SOURCE DOCUMENT:
>>>>
The only preference I have for the styles of the blog is something clean and preferably reflective of the blogger's personality, but really the only thing that matters is little clutter that makes for easy scrolling and post finding. I can't think of an image to put with this blog post.... Todaloo.

Tuesday, November 19, 2013

I wrote a thing about a pretty stranger


            The girl sitting across from me at Starbucks has nothing but her laptop and her iphone on the table in front of her. The lighted apple on the back of her computer appears lavender through the gray laptop case, almost the same color as her faded cardigan. She has dark eyes and several gold bracelets around her right wrist. Her perfectly threaded brow is furrowed intently whether she’s looking at her phone or her computer – she alternates between the two. She has shiny dark hair parted to the right and often looks away from her computer or phone with a calculating or even confused look, as though working on a very hard problem. She has gorgeous skin, and appears to have some sort of south asian background. As I’m typing, a dark boy with a rust colored beanie comes to meet her and sits across from her at the small table. He hands her a drink and her lips purse as she takes a sip as though it is not her ideal drink. She then explains that she is trying to memorize a story. The two begin to engage in very sporadic small talk as they work on their individual assignments. He has never heard of Jane Eyre. This kind of grosses her out.
<<<<
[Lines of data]
>>>>
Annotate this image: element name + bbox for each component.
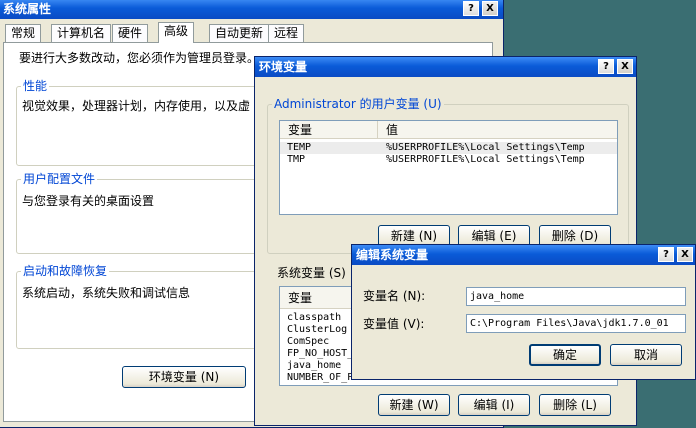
var-name: TMP bbox=[287, 154, 306, 165]
sys-var-name[interactable]: FP_NO_HOST_C bbox=[287, 348, 359, 360]
system-delete-button[interactable]: 删除 (L) bbox=[539, 394, 611, 416]
system-variables-label: 系统变量 (S) bbox=[277, 266, 346, 280]
help-button[interactable]: ? bbox=[658, 247, 674, 262]
performance-desc: 视觉效果，处理器计划，内存使用，以及虚 bbox=[22, 99, 251, 113]
var-value: %USERPROFILE%\Local Settings\Temp bbox=[386, 154, 585, 165]
performance-label: 性能 bbox=[21, 79, 50, 93]
column-header-value[interactable]: 值 bbox=[378, 121, 617, 139]
variable-name-input[interactable]: java_home bbox=[466, 287, 686, 306]
edit-system-variable-window: 编辑系统变量 ? X 变量名 (N): java_home 变量值 (V): C… bbox=[351, 244, 696, 380]
tab-hardware[interactable]: 硬件 bbox=[112, 24, 149, 42]
title-bar[interactable]: 编辑系统变量 bbox=[352, 245, 695, 265]
cancel-button[interactable]: 取消 bbox=[610, 344, 682, 366]
user-variables-label: Administrator 的用户变量 (U) bbox=[272, 97, 444, 111]
startup-recovery-label: 启动和故障恢复 bbox=[21, 264, 110, 278]
user-profile-label: 用户配置文件 bbox=[21, 172, 98, 186]
var-value: %USERPROFILE%\Local Settings\Temp bbox=[386, 142, 585, 153]
user-variables-list[interactable]: 变量 值 TEMP %USERPROFILE%\Local Settings\T… bbox=[279, 120, 618, 215]
sys-var-name[interactable]: java_home bbox=[287, 360, 341, 372]
sys-var-name[interactable]: classpath bbox=[287, 312, 341, 324]
user-var-row[interactable]: TEMP %USERPROFILE%\Local Settings\Temp bbox=[280, 142, 617, 154]
window-title: 环境变量 bbox=[259, 60, 308, 74]
tab-general[interactable]: 常规 bbox=[5, 24, 42, 42]
column-header-variable[interactable]: 变量 bbox=[280, 121, 378, 139]
sys-var-name[interactable]: ClusterLog bbox=[287, 324, 347, 336]
var-name: TEMP bbox=[287, 142, 312, 153]
variable-value-label: 变量值 (V): bbox=[363, 317, 425, 331]
sys-var-name[interactable]: NUMBER_OF_PR bbox=[287, 372, 359, 384]
title-bar[interactable]: 环境变量 bbox=[255, 57, 636, 77]
ok-button[interactable]: 确定 bbox=[529, 344, 601, 366]
environment-variables-button[interactable]: 环境变量 (N) bbox=[122, 366, 246, 388]
tab-computer-name[interactable]: 计算机名 bbox=[51, 24, 112, 42]
close-button[interactable]: X bbox=[482, 1, 498, 16]
sys-var-name[interactable]: ComSpec bbox=[287, 336, 329, 348]
variable-value-input[interactable]: C:\Program Files\Java\jdk1.7.0_01 bbox=[466, 314, 686, 333]
tab-advanced[interactable]: 高级 bbox=[158, 22, 195, 43]
tab-auto-update[interactable]: 自动更新 bbox=[209, 24, 270, 42]
system-edit-button[interactable]: 编辑 (I) bbox=[458, 394, 530, 416]
user-profile-desc: 与您登录有关的桌面设置 bbox=[22, 194, 155, 208]
variable-name-label: 变量名 (N): bbox=[363, 289, 426, 303]
user-var-row[interactable]: TMP %USERPROFILE%\Local Settings\Temp bbox=[280, 154, 617, 166]
admin-notice: 要进行大多数改动，您必须作为管理员登录。 bbox=[19, 51, 260, 65]
close-button[interactable]: X bbox=[617, 59, 633, 74]
help-button[interactable]: ? bbox=[463, 1, 479, 16]
tab-remote[interactable]: 远程 bbox=[268, 24, 305, 42]
help-button[interactable]: ? bbox=[598, 59, 614, 74]
system-new-button[interactable]: 新建 (W) bbox=[378, 394, 450, 416]
title-bar[interactable]: 系统属性 bbox=[0, 0, 503, 19]
window-title: 系统属性 bbox=[3, 2, 52, 16]
close-button[interactable]: X bbox=[677, 247, 693, 262]
window-title: 编辑系统变量 bbox=[356, 248, 429, 262]
startup-recovery-desc: 系统启动，系统失败和调试信息 bbox=[22, 286, 191, 300]
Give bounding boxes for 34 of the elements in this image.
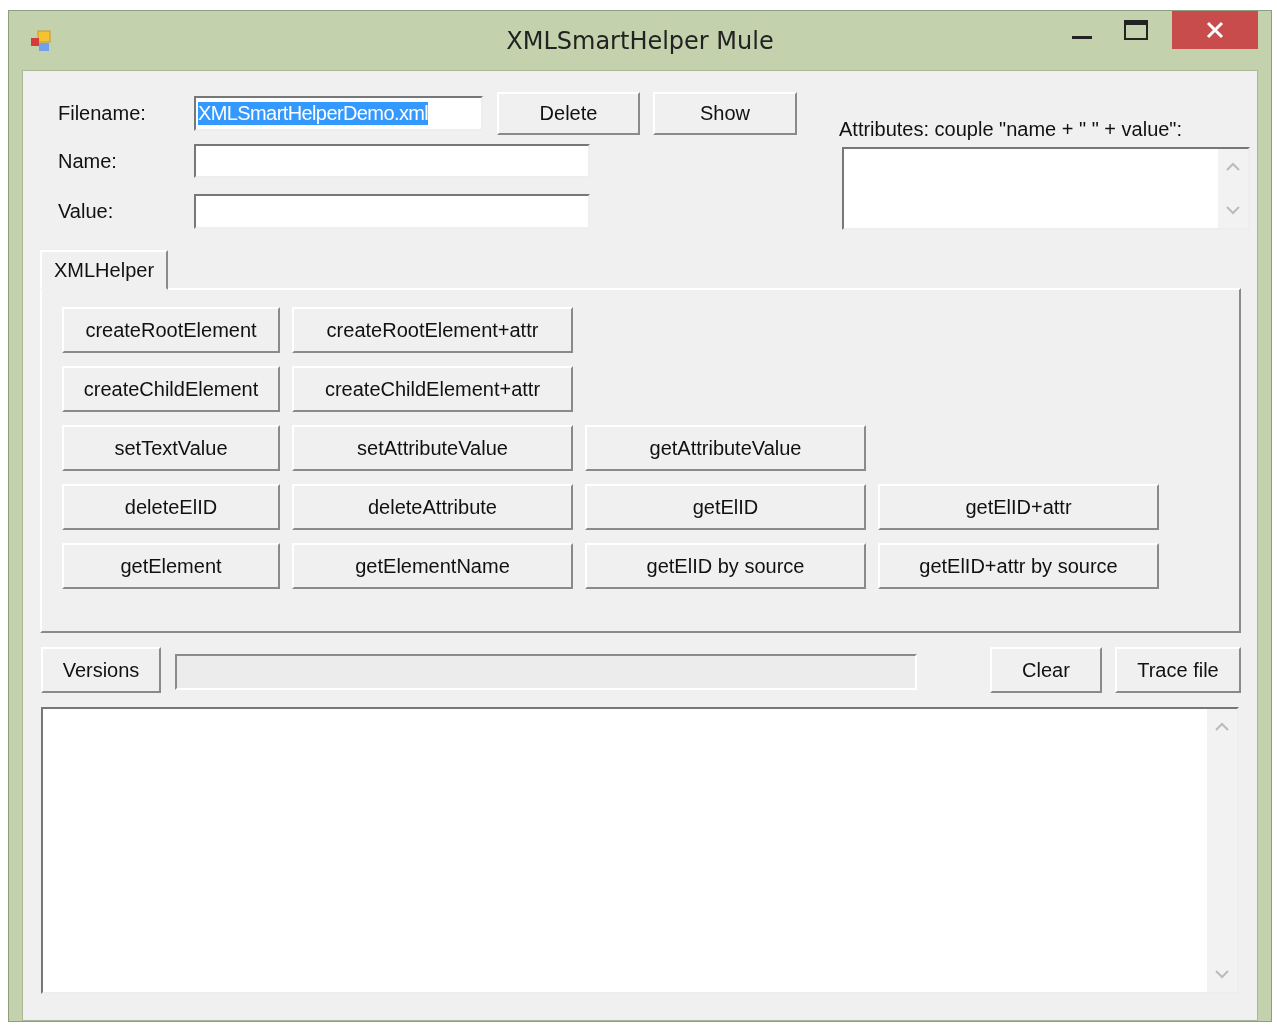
action-button[interactable]: createChildElement+attr: [292, 366, 573, 412]
action-button[interactable]: createRootElement: [62, 307, 280, 353]
action-button[interactable]: getElID+attr by source: [878, 543, 1159, 589]
action-button[interactable]: getElement: [62, 543, 280, 589]
action-button[interactable]: setTextValue: [62, 425, 280, 471]
maximize-icon: [1123, 19, 1149, 41]
action-button[interactable]: getElID+attr: [878, 484, 1159, 530]
bottom-button[interactable]: Trace file: [1115, 647, 1241, 693]
action-button[interactable]: setAttributeValue: [292, 425, 573, 471]
bottom-button[interactable]: Clear: [990, 647, 1102, 693]
filename-value: XMLSmartHelperDemo.xml: [198, 102, 429, 125]
minimize-icon: [1072, 35, 1092, 39]
file-button[interactable]: Show: [653, 92, 797, 135]
action-button[interactable]: getElID: [585, 484, 866, 530]
file-button[interactable]: Delete: [497, 92, 640, 135]
versions-button[interactable]: Versions: [41, 647, 161, 693]
action-button[interactable]: getAttributeValue: [585, 425, 866, 471]
field-label: Name:: [58, 149, 118, 173]
close-icon: [1205, 20, 1225, 40]
action-button[interactable]: createRootElement+attr: [292, 307, 573, 353]
action-button[interactable]: createChildElement: [62, 366, 280, 412]
app-icon: [29, 28, 53, 53]
text-field[interactable]: [194, 144, 590, 178]
action-button[interactable]: deleteElID: [62, 484, 280, 530]
tab[interactable]: XMLHelper: [40, 250, 169, 290]
window-title: XMLSmartHelper Mule: [506, 26, 774, 55]
attributes-label: Attributes: couple "name + " " + value":: [839, 118, 1184, 141]
action-button[interactable]: deleteAttribute: [292, 484, 573, 530]
text-field[interactable]: [194, 194, 590, 229]
field-label: Filename:: [58, 102, 147, 125]
action-button[interactable]: getElID by source: [585, 543, 866, 589]
action-button[interactable]: getElementName: [292, 543, 573, 589]
close-button[interactable]: [1172, 11, 1258, 49]
field-label: Value:: [58, 200, 115, 223]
<<<<
In the blog post about the girl at Starbucks, what does the boy in the rust-colored beanie hand her?

He hands her a drink.